SELECTED PASSAGE below:

Lakeshore Recycling Systems has launched an aerobic digester in Chicago, enabling the facility to take in 15 tons of organic waste a day that is processed into three tons of fertilizer within seven days. If the technology proves out over a three-month pilot, Lakeshore’s plan is to install eight more systems at its other Chicago facilities.
Called the Ecos/Bio-ART, the system developed by Morton Grove, Ill.-based EcoloCap, is an in-vessel aerobic digester that uses biological fermentation. It functions as a traditional composter, but the unit is called a digester because of the in-vessel circular silo. The difference being that while digesters are typically anaerobic, in this case oxygen is pumped into the organic matter.
“We chose this system versus others because we got to test a version on a smaller scale in the basement of our MRF where the digester is now located,” says Rich Golf, managing partner at Lakeshore Recycling. “We put in fresh produce and within one week [90 tons of organic waste] turned into what they said it would—18 tons of fertilizer. There is no smell and no odors,”
Golf says most of the alternatives the company explored were larger compost operations that required more space and that could face odor issues. Morever, because the Ecos/Bio-ART system requires no water or sewage connection, leachate should not be an issue.
The company’s customers are primarily Chicago-area food distributors, restaurants, hotels and schools that send scraps to the facility.
EcoloCap will sell the fertilizer and share profits with Lakeshore during a three-month trial, and receive some of the tipping fees.
The demand for this organic product is there, says Golf, adding, “I wish we could make more.” Pending outcome of the trial, the goal is to install additional units to process a total of 120 tons of organic waste a day.
Ecos/Bio-ART can process meats, fats and oils that may not be compostable, but it is leveraged to process fruits and vegetables only to keep the product as consistent as possible, says Kevin Marks, director of business development, EcoloCap.
For now, Lakeshore is learning the process; how to feed the system and at what speed; how much produce to put in; and how much sawdust and beermash to use, which are materials needed to start the system.
Golf says the permitting process was surprisingly easy.
“I thought we may have more pushback from the city or state; that it would be hard to get permitting. But we’ve seen the opposite,” he says of what turned out to be a four-month process. “The city had a few questions about the air emissions coming out of the building, but it was pretty straightforward.”

End of SELECTED PASSAGE.
EXTRACTED ENTRIES below:

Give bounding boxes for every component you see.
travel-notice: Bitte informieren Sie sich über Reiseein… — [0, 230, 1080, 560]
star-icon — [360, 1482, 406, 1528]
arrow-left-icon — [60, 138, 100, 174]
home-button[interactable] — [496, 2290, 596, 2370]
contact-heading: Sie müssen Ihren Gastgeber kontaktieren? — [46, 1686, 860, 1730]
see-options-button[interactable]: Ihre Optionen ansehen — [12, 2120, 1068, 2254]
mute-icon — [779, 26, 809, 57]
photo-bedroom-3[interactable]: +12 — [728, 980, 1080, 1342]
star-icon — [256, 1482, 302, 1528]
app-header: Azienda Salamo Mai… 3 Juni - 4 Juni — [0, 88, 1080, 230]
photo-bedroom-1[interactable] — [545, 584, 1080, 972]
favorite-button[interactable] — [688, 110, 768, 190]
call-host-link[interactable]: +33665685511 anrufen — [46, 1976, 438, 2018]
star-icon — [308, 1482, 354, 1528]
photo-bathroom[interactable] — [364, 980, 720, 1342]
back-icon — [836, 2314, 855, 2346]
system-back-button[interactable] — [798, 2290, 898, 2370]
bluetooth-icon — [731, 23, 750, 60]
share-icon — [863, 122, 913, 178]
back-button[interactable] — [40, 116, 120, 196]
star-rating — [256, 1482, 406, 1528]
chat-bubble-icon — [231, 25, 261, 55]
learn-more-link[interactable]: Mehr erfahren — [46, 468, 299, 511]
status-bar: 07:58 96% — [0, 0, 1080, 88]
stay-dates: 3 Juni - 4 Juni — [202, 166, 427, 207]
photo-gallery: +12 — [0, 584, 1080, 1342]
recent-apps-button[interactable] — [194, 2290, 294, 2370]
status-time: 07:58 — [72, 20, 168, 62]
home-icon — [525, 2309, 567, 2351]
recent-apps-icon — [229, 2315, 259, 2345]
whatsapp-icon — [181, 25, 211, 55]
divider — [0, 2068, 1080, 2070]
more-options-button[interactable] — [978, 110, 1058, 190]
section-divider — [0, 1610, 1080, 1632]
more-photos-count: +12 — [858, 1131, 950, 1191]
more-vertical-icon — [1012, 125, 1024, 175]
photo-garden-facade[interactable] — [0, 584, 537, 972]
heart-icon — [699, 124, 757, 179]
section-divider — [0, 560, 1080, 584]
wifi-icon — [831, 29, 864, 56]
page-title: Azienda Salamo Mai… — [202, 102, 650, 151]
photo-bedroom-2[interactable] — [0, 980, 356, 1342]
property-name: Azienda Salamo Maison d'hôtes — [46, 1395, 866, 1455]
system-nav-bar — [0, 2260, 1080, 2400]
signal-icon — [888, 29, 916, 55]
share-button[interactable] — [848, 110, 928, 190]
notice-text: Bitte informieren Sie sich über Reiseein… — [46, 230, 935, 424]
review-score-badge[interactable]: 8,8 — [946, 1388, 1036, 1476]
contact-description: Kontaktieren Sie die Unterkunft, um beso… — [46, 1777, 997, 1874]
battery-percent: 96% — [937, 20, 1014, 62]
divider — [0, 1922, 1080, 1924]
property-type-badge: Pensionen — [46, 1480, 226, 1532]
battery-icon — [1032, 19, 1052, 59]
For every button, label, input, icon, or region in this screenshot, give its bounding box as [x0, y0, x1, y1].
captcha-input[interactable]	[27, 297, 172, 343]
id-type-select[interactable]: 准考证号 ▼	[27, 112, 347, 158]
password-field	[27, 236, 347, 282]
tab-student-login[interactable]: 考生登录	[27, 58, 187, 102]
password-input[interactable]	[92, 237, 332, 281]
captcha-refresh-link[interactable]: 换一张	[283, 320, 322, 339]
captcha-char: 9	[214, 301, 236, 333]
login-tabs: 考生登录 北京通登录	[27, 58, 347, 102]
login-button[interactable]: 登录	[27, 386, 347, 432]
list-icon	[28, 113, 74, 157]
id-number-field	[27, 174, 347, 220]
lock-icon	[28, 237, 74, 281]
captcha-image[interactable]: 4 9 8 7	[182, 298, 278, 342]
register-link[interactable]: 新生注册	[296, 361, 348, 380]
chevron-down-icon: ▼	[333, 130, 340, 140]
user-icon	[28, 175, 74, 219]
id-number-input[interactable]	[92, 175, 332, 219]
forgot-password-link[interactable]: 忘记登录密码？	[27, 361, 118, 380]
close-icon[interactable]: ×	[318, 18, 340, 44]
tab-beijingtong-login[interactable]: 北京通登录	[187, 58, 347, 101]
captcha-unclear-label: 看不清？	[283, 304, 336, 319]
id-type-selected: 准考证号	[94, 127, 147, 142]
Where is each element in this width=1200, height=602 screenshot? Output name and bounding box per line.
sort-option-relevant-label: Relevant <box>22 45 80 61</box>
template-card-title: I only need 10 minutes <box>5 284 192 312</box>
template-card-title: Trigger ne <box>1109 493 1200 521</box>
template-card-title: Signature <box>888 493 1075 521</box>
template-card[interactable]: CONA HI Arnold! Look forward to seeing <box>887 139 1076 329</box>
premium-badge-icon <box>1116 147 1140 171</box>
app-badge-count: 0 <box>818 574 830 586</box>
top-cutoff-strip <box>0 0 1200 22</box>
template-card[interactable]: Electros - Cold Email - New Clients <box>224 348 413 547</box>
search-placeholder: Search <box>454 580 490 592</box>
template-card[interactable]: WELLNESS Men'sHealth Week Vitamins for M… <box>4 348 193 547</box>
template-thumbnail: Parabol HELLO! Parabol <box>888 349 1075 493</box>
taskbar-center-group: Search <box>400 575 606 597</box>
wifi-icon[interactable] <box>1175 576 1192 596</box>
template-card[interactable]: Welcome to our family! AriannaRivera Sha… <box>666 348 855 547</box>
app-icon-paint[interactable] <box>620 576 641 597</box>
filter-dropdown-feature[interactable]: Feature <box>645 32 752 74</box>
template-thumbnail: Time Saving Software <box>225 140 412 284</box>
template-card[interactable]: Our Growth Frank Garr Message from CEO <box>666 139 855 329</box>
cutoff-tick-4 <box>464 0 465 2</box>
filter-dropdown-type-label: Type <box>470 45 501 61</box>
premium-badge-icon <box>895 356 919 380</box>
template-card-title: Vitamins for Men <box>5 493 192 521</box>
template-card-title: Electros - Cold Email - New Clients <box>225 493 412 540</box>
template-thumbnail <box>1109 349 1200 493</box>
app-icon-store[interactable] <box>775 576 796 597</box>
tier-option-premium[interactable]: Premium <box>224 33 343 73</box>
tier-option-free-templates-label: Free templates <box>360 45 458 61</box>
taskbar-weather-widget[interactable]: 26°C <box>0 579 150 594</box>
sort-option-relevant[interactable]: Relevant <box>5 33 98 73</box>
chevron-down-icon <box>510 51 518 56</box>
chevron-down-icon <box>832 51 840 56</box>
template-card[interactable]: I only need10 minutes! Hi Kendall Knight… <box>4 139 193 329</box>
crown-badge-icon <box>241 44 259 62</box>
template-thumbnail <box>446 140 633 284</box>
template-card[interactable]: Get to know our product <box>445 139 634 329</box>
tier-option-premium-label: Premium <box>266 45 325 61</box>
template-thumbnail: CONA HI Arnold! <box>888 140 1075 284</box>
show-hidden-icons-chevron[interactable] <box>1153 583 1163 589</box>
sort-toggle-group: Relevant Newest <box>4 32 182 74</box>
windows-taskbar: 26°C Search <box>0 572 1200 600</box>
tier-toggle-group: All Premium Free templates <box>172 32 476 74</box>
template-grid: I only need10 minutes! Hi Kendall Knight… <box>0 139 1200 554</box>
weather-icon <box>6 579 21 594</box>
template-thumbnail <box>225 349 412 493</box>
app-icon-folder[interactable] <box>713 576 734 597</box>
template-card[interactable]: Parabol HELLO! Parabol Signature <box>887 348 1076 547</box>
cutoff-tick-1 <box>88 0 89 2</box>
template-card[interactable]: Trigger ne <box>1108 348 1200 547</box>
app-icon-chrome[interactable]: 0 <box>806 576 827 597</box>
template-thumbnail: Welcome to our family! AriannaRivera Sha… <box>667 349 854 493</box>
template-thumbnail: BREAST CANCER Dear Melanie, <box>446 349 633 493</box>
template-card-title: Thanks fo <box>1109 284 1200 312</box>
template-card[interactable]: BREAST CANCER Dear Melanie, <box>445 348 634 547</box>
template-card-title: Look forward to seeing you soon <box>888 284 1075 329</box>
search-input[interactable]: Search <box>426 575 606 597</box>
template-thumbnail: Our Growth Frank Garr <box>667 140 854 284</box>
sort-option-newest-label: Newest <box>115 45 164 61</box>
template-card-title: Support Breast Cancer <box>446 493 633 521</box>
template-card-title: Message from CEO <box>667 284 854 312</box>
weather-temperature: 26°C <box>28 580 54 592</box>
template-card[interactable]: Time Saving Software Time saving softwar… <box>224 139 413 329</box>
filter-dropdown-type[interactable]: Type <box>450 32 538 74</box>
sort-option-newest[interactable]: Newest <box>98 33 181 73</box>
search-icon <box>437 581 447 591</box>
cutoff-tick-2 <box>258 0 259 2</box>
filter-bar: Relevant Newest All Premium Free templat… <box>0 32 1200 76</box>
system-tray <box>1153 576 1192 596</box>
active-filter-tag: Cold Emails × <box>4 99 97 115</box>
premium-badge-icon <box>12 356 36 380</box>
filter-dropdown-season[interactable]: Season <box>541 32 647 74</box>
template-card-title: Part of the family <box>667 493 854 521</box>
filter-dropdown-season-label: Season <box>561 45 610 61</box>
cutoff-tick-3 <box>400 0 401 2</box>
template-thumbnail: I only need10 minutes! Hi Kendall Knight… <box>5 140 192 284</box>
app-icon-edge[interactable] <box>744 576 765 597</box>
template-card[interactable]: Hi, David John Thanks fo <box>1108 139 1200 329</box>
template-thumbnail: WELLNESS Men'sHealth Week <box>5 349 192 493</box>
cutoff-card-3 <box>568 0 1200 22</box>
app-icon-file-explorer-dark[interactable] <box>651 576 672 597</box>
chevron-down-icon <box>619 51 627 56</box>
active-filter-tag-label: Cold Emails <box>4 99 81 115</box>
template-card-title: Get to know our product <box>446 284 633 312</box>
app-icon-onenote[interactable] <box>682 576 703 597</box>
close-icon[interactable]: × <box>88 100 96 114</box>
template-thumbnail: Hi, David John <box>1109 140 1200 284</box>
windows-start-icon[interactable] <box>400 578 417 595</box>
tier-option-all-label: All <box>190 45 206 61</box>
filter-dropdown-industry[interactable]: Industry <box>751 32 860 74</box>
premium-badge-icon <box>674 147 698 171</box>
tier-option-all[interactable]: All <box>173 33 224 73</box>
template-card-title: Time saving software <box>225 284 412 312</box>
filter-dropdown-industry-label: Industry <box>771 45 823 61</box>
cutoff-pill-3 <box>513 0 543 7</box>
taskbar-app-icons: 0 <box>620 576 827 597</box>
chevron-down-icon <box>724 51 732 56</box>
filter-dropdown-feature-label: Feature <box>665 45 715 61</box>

End of EXTRACTED ENTRIES.

- TASKS TO CARRY OUT:
1/ In the article on Lakeshore's digester, rewrite the paragraph beginning "Golf says most of the alternatives" as a shorter version that keeps its main facts.
2/ According to the article on Lakeshore's digester, which company developed the Ecos/Bio-ART system, and where is it based?
3/ Resume the article on Lakeshore's digester after its final sentence, in the same plain news style.

- TASK ANSWERS:
1/ Golf says most alternatives the company considered were larger compost operations that needed more space and risked odor problems. Because the Ecos/Bio-ART system needs no water or sewage connection, leachate should not be a problem.

2/ EcoloCap, based in Morton Grove, Ill.

3/
The technology’s features include a means to track weight and to monitor temperature. Tracking input by weight helps guide the input schedule, and the computer-controlled temperature gauge within the vessel ensures the proper temperature to rapidly grow the fermentation bacteria that processes the organics.
EcoloCap says it is selling the system to Chicago landscape companies and golf courses as well as giving a few units away for testing. It’s in negotiations with one national landscape and fertilizer chain that it can’t name yet.
As the company tries to penetrate the U.S. market, this system is operating in Asia, with over 400 units running in Korea and an additional 50 units in construction in that country.
“EcoloCap put up the capital for this first operation [in the U.S.] as we wanted to make an impact domestically on par to the impact we’ve had overseas,” Marks says. “We couldn’t be happier with the partnership we’ve formed with Lakeshore Recycling Systems and the opportunities it will bring to both of our companies.”
Domestically, some meat producers, zoological societies and other waste companies are in stages of finalizing installations, he adds.
“Being the first in the U.S. to install this system, Lakeshore is an innovator, and now other companies are following suit because they see environmental and monetary benefits,” says James Kwak, CEO and president of EcoloCap.
Lakeshore is optimistic, based on initial results, and believes the facility’s proximity to the city will serve it well in the food waste niche.
“Being within five to 10 miles of Chicago means trucks don’t travel far along designated routes and some third-party customers can bring their food waste in,” says Golf.